§ **Exercise directions**: Look through the data below. Show each line where the string "Service" occurs.

Data excerpts
###

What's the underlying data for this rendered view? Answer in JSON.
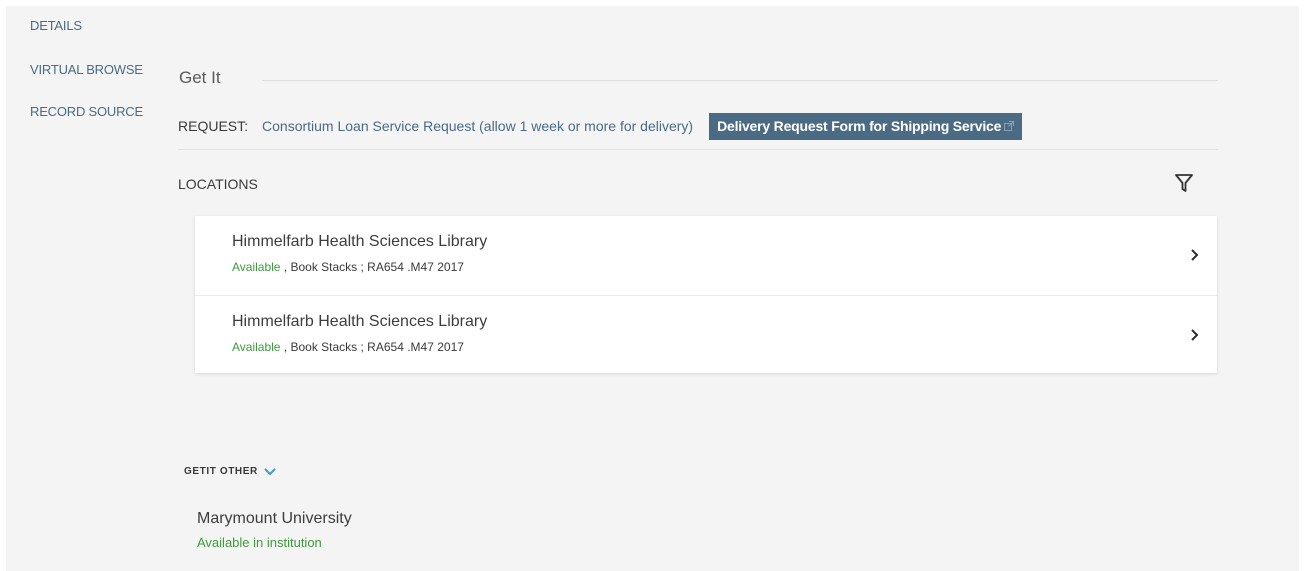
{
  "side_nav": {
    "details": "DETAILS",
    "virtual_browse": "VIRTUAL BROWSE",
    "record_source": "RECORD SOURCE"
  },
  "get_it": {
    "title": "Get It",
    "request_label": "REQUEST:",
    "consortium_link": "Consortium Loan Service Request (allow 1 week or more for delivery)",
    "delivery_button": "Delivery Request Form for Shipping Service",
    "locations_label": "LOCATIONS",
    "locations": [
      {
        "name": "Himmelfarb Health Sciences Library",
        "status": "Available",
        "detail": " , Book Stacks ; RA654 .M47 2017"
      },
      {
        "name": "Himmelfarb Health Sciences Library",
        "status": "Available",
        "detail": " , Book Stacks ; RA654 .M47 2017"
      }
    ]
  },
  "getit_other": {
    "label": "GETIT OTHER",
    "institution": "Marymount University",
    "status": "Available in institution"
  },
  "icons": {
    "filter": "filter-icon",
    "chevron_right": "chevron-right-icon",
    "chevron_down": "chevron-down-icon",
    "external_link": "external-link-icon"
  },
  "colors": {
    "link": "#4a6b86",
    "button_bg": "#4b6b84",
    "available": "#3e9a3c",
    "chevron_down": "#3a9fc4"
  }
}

###

§ **Result for this exercise**:
    "consortium_link": "Consortium Loan Service Request (allow 1 week or more for delivery)",
    "delivery_button": "Delivery Request Form for Shipping Service",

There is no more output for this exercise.